* [Task goal]: Reproduce the lines starting at the one containing "series-label: NZL 500 D4" and ending at the one containing "y-tick-label: 1200 — [16, 282, 44, 296]", replacing "x-tick-label" with "x-axis-tick-label" and leaving everything else unchanged.

------ Provided information ------

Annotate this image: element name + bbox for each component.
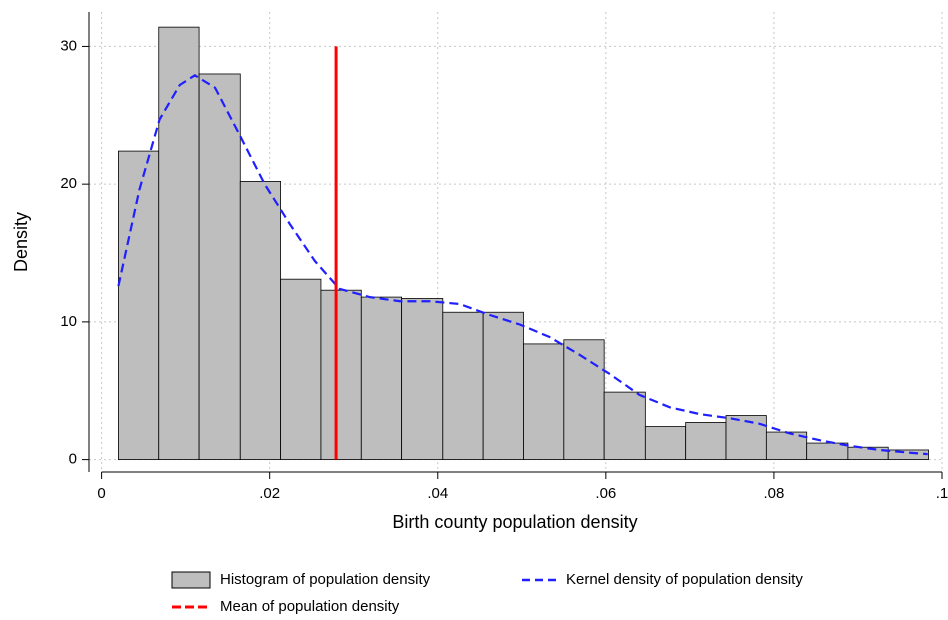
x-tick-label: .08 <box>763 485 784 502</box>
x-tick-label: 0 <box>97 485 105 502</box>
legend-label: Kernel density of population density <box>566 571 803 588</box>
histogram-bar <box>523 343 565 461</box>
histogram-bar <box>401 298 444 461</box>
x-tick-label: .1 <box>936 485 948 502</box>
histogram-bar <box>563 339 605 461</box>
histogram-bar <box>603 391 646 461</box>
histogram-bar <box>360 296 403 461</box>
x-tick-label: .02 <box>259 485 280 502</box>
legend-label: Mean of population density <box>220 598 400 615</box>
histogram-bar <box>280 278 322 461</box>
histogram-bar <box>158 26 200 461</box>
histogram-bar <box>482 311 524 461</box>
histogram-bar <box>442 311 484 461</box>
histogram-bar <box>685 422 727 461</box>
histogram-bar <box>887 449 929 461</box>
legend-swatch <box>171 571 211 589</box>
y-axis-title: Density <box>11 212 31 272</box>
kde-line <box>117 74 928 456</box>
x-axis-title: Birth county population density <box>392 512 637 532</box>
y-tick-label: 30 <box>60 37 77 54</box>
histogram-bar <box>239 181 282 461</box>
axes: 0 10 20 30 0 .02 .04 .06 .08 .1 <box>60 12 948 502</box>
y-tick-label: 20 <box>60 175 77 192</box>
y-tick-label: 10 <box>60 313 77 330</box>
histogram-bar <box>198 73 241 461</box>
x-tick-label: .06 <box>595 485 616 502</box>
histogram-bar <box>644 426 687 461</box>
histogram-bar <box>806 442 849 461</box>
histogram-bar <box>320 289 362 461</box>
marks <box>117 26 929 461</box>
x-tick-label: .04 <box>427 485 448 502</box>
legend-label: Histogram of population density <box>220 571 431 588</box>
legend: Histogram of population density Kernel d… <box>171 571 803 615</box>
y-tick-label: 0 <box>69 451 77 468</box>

------
------ Provided information ------

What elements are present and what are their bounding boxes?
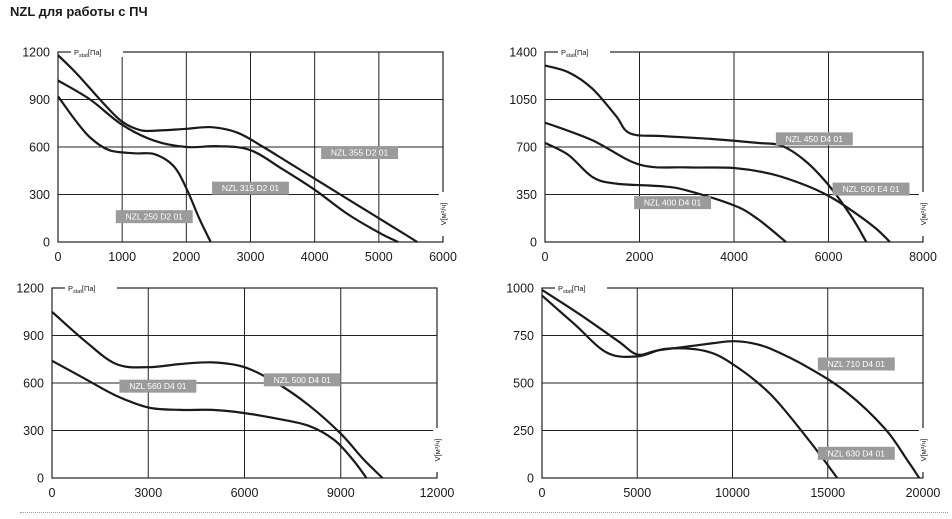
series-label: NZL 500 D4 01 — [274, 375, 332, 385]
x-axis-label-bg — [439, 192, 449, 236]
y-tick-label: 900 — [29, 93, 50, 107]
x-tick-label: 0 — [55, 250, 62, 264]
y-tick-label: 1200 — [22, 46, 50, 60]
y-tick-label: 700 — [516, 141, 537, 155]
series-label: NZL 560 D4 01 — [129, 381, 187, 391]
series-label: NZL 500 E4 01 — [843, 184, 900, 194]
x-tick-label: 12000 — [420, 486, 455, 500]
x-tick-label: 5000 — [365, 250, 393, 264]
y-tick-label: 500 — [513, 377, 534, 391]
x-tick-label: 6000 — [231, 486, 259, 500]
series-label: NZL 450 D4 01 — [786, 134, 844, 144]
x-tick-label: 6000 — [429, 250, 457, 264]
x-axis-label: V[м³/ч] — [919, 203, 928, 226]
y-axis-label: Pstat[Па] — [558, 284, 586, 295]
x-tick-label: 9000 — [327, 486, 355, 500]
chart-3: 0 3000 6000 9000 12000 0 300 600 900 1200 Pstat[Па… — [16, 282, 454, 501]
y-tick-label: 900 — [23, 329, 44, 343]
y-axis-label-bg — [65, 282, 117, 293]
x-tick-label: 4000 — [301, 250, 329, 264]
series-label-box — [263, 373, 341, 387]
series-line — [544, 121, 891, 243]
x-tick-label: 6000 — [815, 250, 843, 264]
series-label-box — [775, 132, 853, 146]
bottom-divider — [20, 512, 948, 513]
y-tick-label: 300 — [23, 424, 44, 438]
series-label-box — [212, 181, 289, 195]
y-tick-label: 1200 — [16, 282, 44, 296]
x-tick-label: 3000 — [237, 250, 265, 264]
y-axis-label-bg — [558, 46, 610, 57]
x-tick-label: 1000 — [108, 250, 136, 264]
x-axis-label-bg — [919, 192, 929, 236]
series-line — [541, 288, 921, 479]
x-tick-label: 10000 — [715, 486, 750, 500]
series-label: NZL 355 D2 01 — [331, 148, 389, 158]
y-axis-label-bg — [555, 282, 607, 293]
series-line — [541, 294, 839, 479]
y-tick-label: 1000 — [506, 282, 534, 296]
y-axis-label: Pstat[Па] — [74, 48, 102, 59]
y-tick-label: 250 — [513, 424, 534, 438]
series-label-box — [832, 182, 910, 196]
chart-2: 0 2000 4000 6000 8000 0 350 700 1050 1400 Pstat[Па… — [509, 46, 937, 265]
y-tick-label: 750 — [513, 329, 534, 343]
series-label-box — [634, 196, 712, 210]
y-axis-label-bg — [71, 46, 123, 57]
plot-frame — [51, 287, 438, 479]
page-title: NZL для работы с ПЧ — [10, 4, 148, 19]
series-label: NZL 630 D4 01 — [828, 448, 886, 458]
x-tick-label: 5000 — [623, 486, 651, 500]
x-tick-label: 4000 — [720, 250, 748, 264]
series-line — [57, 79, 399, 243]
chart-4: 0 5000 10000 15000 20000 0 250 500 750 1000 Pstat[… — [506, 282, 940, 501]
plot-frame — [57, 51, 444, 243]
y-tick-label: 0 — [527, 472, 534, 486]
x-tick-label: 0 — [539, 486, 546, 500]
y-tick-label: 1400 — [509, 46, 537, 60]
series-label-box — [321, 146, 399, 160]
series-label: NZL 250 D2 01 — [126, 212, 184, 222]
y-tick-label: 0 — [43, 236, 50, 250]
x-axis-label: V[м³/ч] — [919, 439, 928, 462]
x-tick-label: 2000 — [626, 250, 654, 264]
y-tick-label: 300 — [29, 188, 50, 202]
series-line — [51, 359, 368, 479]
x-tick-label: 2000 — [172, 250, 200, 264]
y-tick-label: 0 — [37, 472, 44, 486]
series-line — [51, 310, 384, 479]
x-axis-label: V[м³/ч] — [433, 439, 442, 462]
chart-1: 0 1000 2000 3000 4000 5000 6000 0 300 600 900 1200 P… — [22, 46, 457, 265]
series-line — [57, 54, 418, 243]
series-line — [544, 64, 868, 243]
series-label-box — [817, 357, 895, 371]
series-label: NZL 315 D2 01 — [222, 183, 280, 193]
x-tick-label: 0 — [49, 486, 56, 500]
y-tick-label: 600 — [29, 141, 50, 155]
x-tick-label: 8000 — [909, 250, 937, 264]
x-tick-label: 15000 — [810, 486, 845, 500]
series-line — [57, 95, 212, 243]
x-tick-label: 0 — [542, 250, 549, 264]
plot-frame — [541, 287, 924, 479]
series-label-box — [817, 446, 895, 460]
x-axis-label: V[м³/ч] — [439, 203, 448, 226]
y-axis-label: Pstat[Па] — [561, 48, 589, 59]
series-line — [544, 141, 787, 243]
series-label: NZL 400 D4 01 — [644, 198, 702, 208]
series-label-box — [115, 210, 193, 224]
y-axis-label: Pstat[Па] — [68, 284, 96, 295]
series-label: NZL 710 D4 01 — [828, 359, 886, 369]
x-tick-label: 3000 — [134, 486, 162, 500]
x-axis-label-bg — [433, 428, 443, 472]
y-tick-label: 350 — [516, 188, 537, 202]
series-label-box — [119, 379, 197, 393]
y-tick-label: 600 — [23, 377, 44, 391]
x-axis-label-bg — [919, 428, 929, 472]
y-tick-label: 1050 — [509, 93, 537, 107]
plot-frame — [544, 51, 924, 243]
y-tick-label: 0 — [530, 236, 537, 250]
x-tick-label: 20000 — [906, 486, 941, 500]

------

* [Expected answer]:
series-label: NZL 500 D4 01 — [274, 375, 332, 385]
x-axis-label-bg — [439, 192, 449, 236]
y-tick-label: 900 — [29, 93, 50, 107]
x-axis-tick-label: 0 — [55, 250, 62, 264]
y-tick-label: 1200 — [22, 46, 50, 60]
y-tick-label: 700 — [516, 141, 537, 155]
series-label: NZL 560 D4 01 — [129, 381, 187, 391]
series-label: NZL 500 E4 01 — [843, 184, 900, 194]
x-axis-tick-label: 12000 — [420, 486, 455, 500]
x-axis-tick-label: 5000 — [365, 250, 393, 264]
y-tick-label: 500 — [513, 377, 534, 391]
x-axis-tick-label: 6000 — [231, 486, 259, 500]
series-label: NZL 450 D4 01 — [786, 134, 844, 144]
x-axis-tick-label: 6000 — [429, 250, 457, 264]
x-axis-label: V[м³/ч] — [919, 203, 928, 226]
y-axis-label: Pstat[Па] — [558, 284, 586, 295]
x-axis-tick-label: 9000 — [327, 486, 355, 500]
chart-3: 0 3000 6000 9000 12000 0 300 600 900 1200 Pstat[Па… — [16, 282, 454, 501]
y-tick-label: 900 — [23, 329, 44, 343]
y-axis-label-bg — [65, 282, 117, 293]
x-axis-tick-label: 4000 — [301, 250, 329, 264]
series-label-box — [263, 373, 341, 387]
series-line — [544, 121, 891, 243]
x-axis-tick-label: 6000 — [815, 250, 843, 264]
series-label-box — [775, 132, 853, 146]
bottom-divider — [20, 512, 948, 513]
y-tick-label: 300 — [23, 424, 44, 438]
series-label-box — [212, 181, 289, 195]
y-tick-label: 1200 — [16, 282, 44, 296]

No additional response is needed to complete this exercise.